• **AIM**: Below is some material; set it all down exactly, apart from the pictures.

** Start STORED DATA **

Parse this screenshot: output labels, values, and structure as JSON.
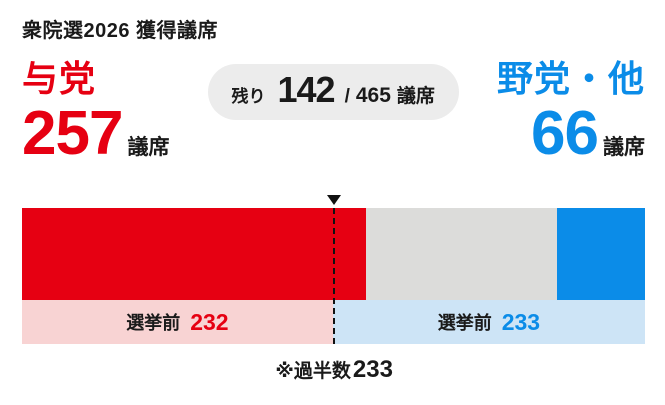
{
  "title": "衆院選2026 獲得議席",
  "ruling": {
    "label": "与党",
    "seats": "257",
    "unit": "議席",
    "color": "#e60012"
  },
  "remaining_badge": {
    "prefix": "残り",
    "value": "142",
    "separator": "/",
    "total": "465",
    "unit": "議席",
    "bg": "#ececec",
    "text_color": "#1a1a1a"
  },
  "opposition": {
    "label": "野党・他",
    "seats": "66",
    "unit": "議席",
    "color": "#0b8ce8"
  },
  "footnote": {
    "prefix": "※過半数",
    "value": "233"
  },
  "chart_data": {
    "type": "bar",
    "title": "衆院選2026 獲得議席",
    "total_seats": 465,
    "majority": 233,
    "series": [
      {
        "name": "与党",
        "value": 257,
        "color": "#e60012"
      },
      {
        "name": "残り",
        "value": 142,
        "color": "#dcdcda"
      },
      {
        "name": "野党・他",
        "value": 66,
        "color": "#0b8ce8"
      }
    ],
    "pre_election": [
      {
        "name": "与党",
        "label": "選挙前",
        "value": 232,
        "color": "#f8d3d3",
        "value_color": "#e60012"
      },
      {
        "name": "野党・他",
        "label": "選挙前",
        "value": 233,
        "color": "#cde4f6",
        "value_color": "#0b8ce8"
      }
    ],
    "annotations": [
      "※過半数233"
    ],
    "legend_position": "none",
    "grid": false
  }
}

** End STORED DATA **

• **EXERCISE OUTPUT**:
Parse this screenshot: output labels, values, and structure as JSON.
{
  "title": "衆院選2026 獲得議席",
  "ruling": {
    "label": "与党",
    "seats": "257",
    "unit": "議席",
    "color": "#e60012"
  },
  "remaining_badge": {
    "prefix": "残り",
    "value": "142",
    "separator": "/",
    "total": "465",
    "unit": "議席",
    "bg": "#ececec",
    "text_color": "#1a1a1a"
  },
  "opposition": {
    "label": "野党・他",
    "seats": "66",
    "unit": "議席",
    "color": "#0b8ce8"
  },
  "footnote": {
    "prefix": "※過半数",
    "value": "233"
  },
  "chart_data": {
    "type": "bar",
    "title": "衆院選2026 獲得議席",
    "total_seats": 465,
    "majority": 233,
    "series": [
      {
        "name": "与党",
        "value": 257,
        "color": "#e60012"
      },
      {
        "name": "残り",
        "value": 142,
        "color": "#dcdcda"
      },
      {
        "name": "野党・他",
        "value": 66,
        "color": "#0b8ce8"
      }
    ],
    "pre_election": [
      {
        "name": "与党",
        "label": "選挙前",
        "value": 232,
        "color": "#f8d3d3",
        "value_color": "#e60012"
      },
      {
        "name": "野党・他",
        "label": "選挙前",
        "value": 233,
        "color": "#cde4f6",
        "value_color": "#0b8ce8"
      }
    ],
    "annotations": [
      "※過半数233"
    ],
    "legend_position": "none",
    "grid": false
  }
}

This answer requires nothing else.